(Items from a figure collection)
--
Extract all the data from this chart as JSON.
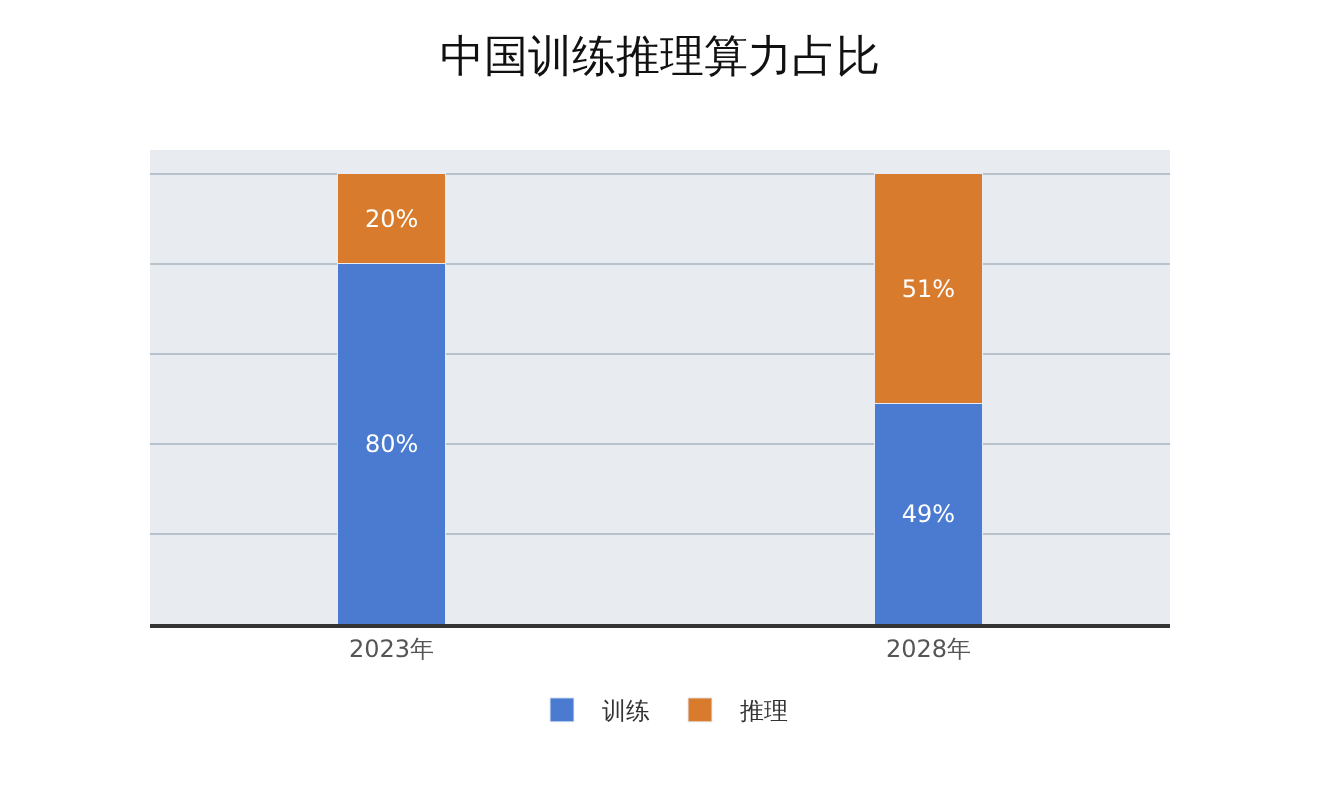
{
  "chart_data": {
    "type": "bar",
    "title": "中国训练推理算力占比",
    "categories": [
      "2023年",
      "2028年"
    ],
    "stacked": true,
    "series": [
      {
        "name": "训练",
        "color": "#4a7bd0",
        "values": [
          80,
          49
        ],
        "value_labels": [
          "80%",
          "49%"
        ]
      },
      {
        "name": "推理",
        "color": "#d87b2c",
        "values": [
          20,
          51
        ],
        "value_labels": [
          "20%",
          "51%"
        ]
      }
    ],
    "tick_labels": "x",
    "grid": "y",
    "legend": "bottom"
  }
}
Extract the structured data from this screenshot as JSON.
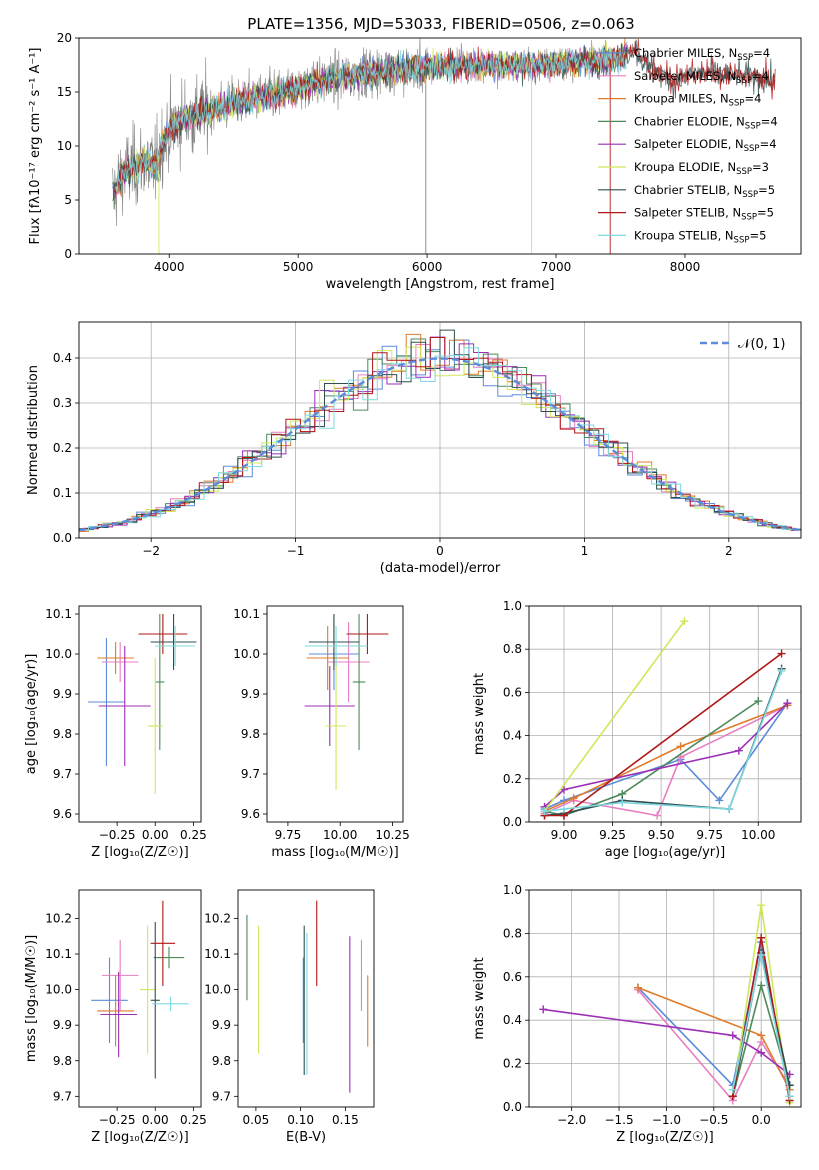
{
  "title": "PLATE=1356, MJD=53033, FIBERID=0506, z=0.063",
  "colors": {
    "chabrier_miles": "#5b8bd9",
    "salpeter_miles": "#e87fc0",
    "kroupa_miles": "#e07b2a",
    "chabrier_elodie": "#4c8a5a",
    "salpeter_elodie": "#9b2fb5",
    "kroupa_elodie": "#cfe85a",
    "chabrier_stelib": "#2f4f4f",
    "salpeter_stelib": "#b01717",
    "kroupa_stelib": "#7fd8e0",
    "data": "#808080"
  },
  "chart_data": [
    {
      "id": "spectrum",
      "type": "line",
      "xlabel": "wavelength [Angstrom, rest frame]",
      "ylabel": "Flux [fλ10⁻¹⁷ erg cm⁻² s⁻¹ A⁻¹]",
      "xlim": [
        3300,
        8900
      ],
      "ylim": [
        0,
        20
      ],
      "xticks": [
        4000,
        5000,
        6000,
        7000,
        8000
      ],
      "yticks": [
        0,
        5,
        10,
        15,
        20
      ],
      "legend_position": "right",
      "legend": [
        {
          "label": "Chabrier MILES, N_SSP=4",
          "key": "chabrier_miles"
        },
        {
          "label": "Salpeter MILES, N_SSP=4",
          "key": "salpeter_miles"
        },
        {
          "label": "Kroupa MILES, N_SSP=4",
          "key": "kroupa_miles"
        },
        {
          "label": "Chabrier ELODIE, N_SSP=4",
          "key": "chabrier_elodie"
        },
        {
          "label": "Salpeter ELODIE, N_SSP=4",
          "key": "salpeter_elodie"
        },
        {
          "label": "Kroupa ELODIE, N_SSP=3",
          "key": "kroupa_elodie"
        },
        {
          "label": "Chabrier STELIB, N_SSP=5",
          "key": "chabrier_stelib"
        },
        {
          "label": "Salpeter STELIB, N_SSP=5",
          "key": "salpeter_stelib"
        },
        {
          "label": "Kroupa STELIB, N_SSP=5",
          "key": "kroupa_stelib"
        }
      ],
      "continuum": [
        [
          3560,
          5.5
        ],
        [
          3650,
          7.5
        ],
        [
          3800,
          8.5
        ],
        [
          3900,
          8.2
        ],
        [
          3950,
          10.5
        ],
        [
          4000,
          11.5
        ],
        [
          4100,
          12.5
        ],
        [
          4300,
          13.2
        ],
        [
          4500,
          14.0
        ],
        [
          4700,
          14.5
        ],
        [
          4900,
          15.0
        ],
        [
          5100,
          15.8
        ],
        [
          5300,
          16.2
        ],
        [
          5500,
          16.7
        ],
        [
          5700,
          17.0
        ],
        [
          5900,
          17.2
        ],
        [
          6100,
          17.4
        ],
        [
          6300,
          17.5
        ],
        [
          6500,
          17.5
        ],
        [
          6700,
          17.5
        ],
        [
          6900,
          17.6
        ],
        [
          7100,
          17.7
        ],
        [
          7300,
          17.8
        ],
        [
          7500,
          18.2
        ],
        [
          7600,
          19.0
        ],
        [
          7700,
          17.6
        ],
        [
          7900,
          16.0
        ],
        [
          8100,
          16.8
        ],
        [
          8300,
          16.5
        ],
        [
          8500,
          16.5
        ],
        [
          8700,
          16.0
        ]
      ]
    },
    {
      "id": "residuals",
      "type": "step",
      "xlabel": "(data-model)/error",
      "ylabel": "Normed distribution",
      "xlim": [
        -2.5,
        2.5
      ],
      "ylim": [
        0,
        0.48
      ],
      "xticks": [
        -2,
        -1,
        0,
        1,
        2
      ],
      "yticks": [
        0.0,
        0.1,
        0.2,
        0.3,
        0.4
      ],
      "legend": "𝒩(0, 1)",
      "legend_position": "top-right",
      "bin_width": 0.1
    },
    {
      "id": "age_vs_Z",
      "type": "errorbar",
      "xlabel": "Z [log₁₀(Z/Z☉)]",
      "ylabel": "age  [log₁₀(age/yr)]",
      "xlim": [
        -0.5,
        0.3
      ],
      "ylim": [
        9.58,
        10.12
      ],
      "xticks": [
        -0.25,
        0.0,
        0.25
      ],
      "yticks": [
        9.6,
        9.7,
        9.8,
        9.9,
        10.0,
        10.1
      ],
      "points": [
        {
          "key": "chabrier_miles",
          "x": -0.32,
          "xerr": 0.12,
          "y": 9.88,
          "yerr": 0.16
        },
        {
          "key": "salpeter_miles",
          "x": -0.23,
          "xerr": 0.12,
          "y": 9.98,
          "yerr": 0.05
        },
        {
          "key": "kroupa_miles",
          "x": -0.26,
          "xerr": 0.12,
          "y": 9.99,
          "yerr": 0.04
        },
        {
          "key": "chabrier_elodie",
          "x": 0.03,
          "xerr": 0.03,
          "y": 9.93,
          "yerr": 0.17
        },
        {
          "key": "salpeter_elodie",
          "x": -0.2,
          "xerr": 0.17,
          "y": 9.87,
          "yerr": 0.15
        },
        {
          "key": "kroupa_elodie",
          "x": 0.0,
          "xerr": 0.05,
          "y": 9.82,
          "yerr": 0.17
        },
        {
          "key": "chabrier_stelib",
          "x": 0.12,
          "xerr": 0.15,
          "y": 10.03,
          "yerr": 0.07
        },
        {
          "key": "salpeter_stelib",
          "x": 0.05,
          "xerr": 0.16,
          "y": 10.05,
          "yerr": 0.05
        },
        {
          "key": "kroupa_stelib",
          "x": 0.13,
          "xerr": 0.13,
          "y": 10.02,
          "yerr": 0.05
        }
      ]
    },
    {
      "id": "age_vs_mass",
      "type": "errorbar",
      "xlabel": "mass [log₁₀(M/M☉)]",
      "ylabel": "",
      "xlim": [
        9.65,
        10.3
      ],
      "ylim": [
        9.58,
        10.12
      ],
      "xticks": [
        9.75,
        10.0,
        10.25
      ],
      "yticks": [
        9.6,
        9.7,
        9.8,
        9.9,
        10.0,
        10.1
      ],
      "points": [
        {
          "key": "chabrier_miles",
          "x": 9.97,
          "xerr": 0.12,
          "y": 10.0,
          "yerr": 0.09
        },
        {
          "key": "salpeter_miles",
          "x": 10.04,
          "xerr": 0.1,
          "y": 9.98,
          "yerr": 0.1
        },
        {
          "key": "kroupa_miles",
          "x": 9.94,
          "xerr": 0.1,
          "y": 9.99,
          "yerr": 0.08
        },
        {
          "key": "chabrier_elodie",
          "x": 10.09,
          "xerr": 0.03,
          "y": 9.93,
          "yerr": 0.17
        },
        {
          "key": "salpeter_elodie",
          "x": 9.95,
          "xerr": 0.12,
          "y": 9.87,
          "yerr": 0.1
        },
        {
          "key": "kroupa_elodie",
          "x": 9.98,
          "xerr": 0.05,
          "y": 9.82,
          "yerr": 0.16
        },
        {
          "key": "chabrier_stelib",
          "x": 9.97,
          "xerr": 0.12,
          "y": 10.03,
          "yerr": 0.07
        },
        {
          "key": "salpeter_stelib",
          "x": 10.13,
          "xerr": 0.1,
          "y": 10.05,
          "yerr": 0.05
        },
        {
          "key": "kroupa_stelib",
          "x": 9.98,
          "xerr": 0.15,
          "y": 10.02,
          "yerr": 0.05
        }
      ]
    },
    {
      "id": "weight_vs_age",
      "type": "line",
      "xlabel": "age  [log₁₀(age/yr)]",
      "ylabel": "mass weight",
      "xlim": [
        8.82,
        10.22
      ],
      "ylim": [
        0,
        1
      ],
      "xticks": [
        9.0,
        9.25,
        9.5,
        9.75,
        10.0
      ],
      "yticks": [
        0.0,
        0.2,
        0.4,
        0.6,
        0.8,
        1.0
      ],
      "series": [
        {
          "key": "chabrier_miles",
          "x": [
            8.9,
            9.0,
            9.6,
            9.8,
            10.15
          ],
          "y": [
            0.06,
            0.1,
            0.29,
            0.1,
            0.55
          ]
        },
        {
          "key": "salpeter_miles",
          "x": [
            8.9,
            9.05,
            9.48,
            9.6,
            10.15
          ],
          "y": [
            0.04,
            0.1,
            0.03,
            0.3,
            0.54
          ]
        },
        {
          "key": "kroupa_miles",
          "x": [
            8.9,
            9.05,
            9.6,
            10.15
          ],
          "y": [
            0.05,
            0.11,
            0.35,
            0.54
          ]
        },
        {
          "key": "chabrier_elodie",
          "x": [
            8.9,
            9.0,
            9.3,
            10.0
          ],
          "y": [
            0.05,
            0.03,
            0.13,
            0.56
          ]
        },
        {
          "key": "salpeter_elodie",
          "x": [
            8.9,
            9.0,
            9.9,
            10.15
          ],
          "y": [
            0.07,
            0.15,
            0.33,
            0.55
          ]
        },
        {
          "key": "kroupa_elodie",
          "x": [
            8.9,
            9.62
          ],
          "y": [
            0.05,
            0.93
          ]
        },
        {
          "key": "chabrier_stelib",
          "x": [
            8.9,
            9.0,
            9.3,
            9.85,
            10.12
          ],
          "y": [
            0.03,
            0.04,
            0.1,
            0.06,
            0.71
          ]
        },
        {
          "key": "salpeter_stelib",
          "x": [
            8.9,
            9.0,
            10.12
          ],
          "y": [
            0.03,
            0.03,
            0.78
          ]
        },
        {
          "key": "kroupa_stelib",
          "x": [
            8.9,
            9.0,
            9.3,
            9.85,
            10.12
          ],
          "y": [
            0.05,
            0.06,
            0.09,
            0.06,
            0.7
          ]
        }
      ]
    },
    {
      "id": "mass_vs_Z",
      "type": "errorbar",
      "xlabel": "Z [log₁₀(Z/Z☉)]",
      "ylabel": "mass [log₁₀(M/M☉)]",
      "xlim": [
        -0.5,
        0.3
      ],
      "ylim": [
        9.67,
        10.28
      ],
      "xticks": [
        -0.25,
        0.0,
        0.25
      ],
      "yticks": [
        9.7,
        9.8,
        9.9,
        10.0,
        10.1,
        10.2
      ],
      "points": [
        {
          "key": "chabrier_miles",
          "x": -0.3,
          "xerr": 0.12,
          "y": 9.97,
          "yerr": 0.12
        },
        {
          "key": "salpeter_miles",
          "x": -0.23,
          "xerr": 0.12,
          "y": 10.04,
          "yerr": 0.1
        },
        {
          "key": "kroupa_miles",
          "x": -0.26,
          "xerr": 0.12,
          "y": 9.94,
          "yerr": 0.1
        },
        {
          "key": "chabrier_elodie",
          "x": 0.09,
          "xerr": 0.1,
          "y": 10.09,
          "yerr": 0.03
        },
        {
          "key": "salpeter_elodie",
          "x": -0.24,
          "xerr": 0.12,
          "y": 9.93,
          "yerr": 0.12
        },
        {
          "key": "kroupa_elodie",
          "x": -0.05,
          "xerr": 0.05,
          "y": 10.0,
          "yerr": 0.18
        },
        {
          "key": "chabrier_stelib",
          "x": 0.0,
          "xerr": 0.03,
          "y": 9.97,
          "yerr": 0.22
        },
        {
          "key": "salpeter_stelib",
          "x": 0.05,
          "xerr": 0.08,
          "y": 10.13,
          "yerr": 0.12
        },
        {
          "key": "kroupa_stelib",
          "x": 0.1,
          "xerr": 0.12,
          "y": 9.96,
          "yerr": 0.02
        }
      ]
    },
    {
      "id": "mass_vs_ebv",
      "type": "errorbar",
      "xlabel": "E(B-V)",
      "ylabel": "",
      "xlim": [
        0.03,
        0.182
      ],
      "ylim": [
        9.67,
        10.28
      ],
      "xticks": [
        0.05,
        0.1,
        0.15
      ],
      "yticks": [
        9.7,
        9.8,
        9.9,
        10.0,
        10.1,
        10.2
      ],
      "points": [
        {
          "key": "chabrier_miles",
          "x": 0.103,
          "y": 9.97,
          "yerr": 0.12
        },
        {
          "key": "salpeter_miles",
          "x": 0.168,
          "y": 10.04,
          "yerr": 0.1
        },
        {
          "key": "kroupa_miles",
          "x": 0.175,
          "y": 9.94,
          "yerr": 0.1
        },
        {
          "key": "chabrier_elodie",
          "x": 0.04,
          "y": 10.09,
          "yerr": 0.12
        },
        {
          "key": "salpeter_elodie",
          "x": 0.155,
          "y": 9.93,
          "yerr": 0.22
        },
        {
          "key": "kroupa_elodie",
          "x": 0.053,
          "y": 10.0,
          "yerr": 0.18
        },
        {
          "key": "chabrier_stelib",
          "x": 0.104,
          "y": 9.97,
          "yerr": 0.21
        },
        {
          "key": "salpeter_stelib",
          "x": 0.118,
          "y": 10.13,
          "yerr": 0.12
        },
        {
          "key": "kroupa_stelib",
          "x": 0.107,
          "y": 9.96,
          "yerr": 0.2
        }
      ]
    },
    {
      "id": "weight_vs_Z",
      "type": "line",
      "xlabel": "Z [log₁₀(Z/Z☉)]",
      "ylabel": "mass weight",
      "xlim": [
        -2.45,
        0.42
      ],
      "ylim": [
        0,
        1
      ],
      "xticks": [
        -2.0,
        -1.5,
        -1.0,
        -0.5,
        0.0
      ],
      "yticks": [
        0.0,
        0.2,
        0.4,
        0.6,
        0.8,
        1.0
      ],
      "series": [
        {
          "key": "chabrier_miles",
          "x": [
            -1.3,
            -0.3,
            0.0,
            0.3
          ],
          "y": [
            0.55,
            0.1,
            0.76,
            0.05
          ]
        },
        {
          "key": "salpeter_miles",
          "x": [
            -1.3,
            -0.3,
            0.0,
            0.3
          ],
          "y": [
            0.54,
            0.03,
            0.3,
            0.1
          ]
        },
        {
          "key": "kroupa_miles",
          "x": [
            -1.3,
            0.0,
            0.3
          ],
          "y": [
            0.55,
            0.33,
            0.08
          ]
        },
        {
          "key": "chabrier_elodie",
          "x": [
            -0.3,
            0.0,
            0.3
          ],
          "y": [
            0.05,
            0.56,
            0.1
          ]
        },
        {
          "key": "salpeter_elodie",
          "x": [
            -2.3,
            -0.3,
            0.0,
            0.3
          ],
          "y": [
            0.45,
            0.33,
            0.25,
            0.15
          ]
        },
        {
          "key": "kroupa_elodie",
          "x": [
            -0.3,
            0.0,
            0.3
          ],
          "y": [
            0.05,
            0.93,
            0.02
          ]
        },
        {
          "key": "chabrier_stelib",
          "x": [
            -0.3,
            0.0,
            0.3
          ],
          "y": [
            0.05,
            0.71,
            0.1
          ]
        },
        {
          "key": "salpeter_stelib",
          "x": [
            -0.3,
            0.0,
            0.3
          ],
          "y": [
            0.05,
            0.78,
            0.03
          ]
        },
        {
          "key": "kroupa_stelib",
          "x": [
            -0.3,
            0.0,
            0.3
          ],
          "y": [
            0.08,
            0.7,
            0.05
          ]
        }
      ]
    }
  ]
}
--
• The task
Check each line above for the string "this" and show the ones that have it.

• Task result
Extract all the data from this chart as JSON.
Extract the structured data from this screenshot as JSON.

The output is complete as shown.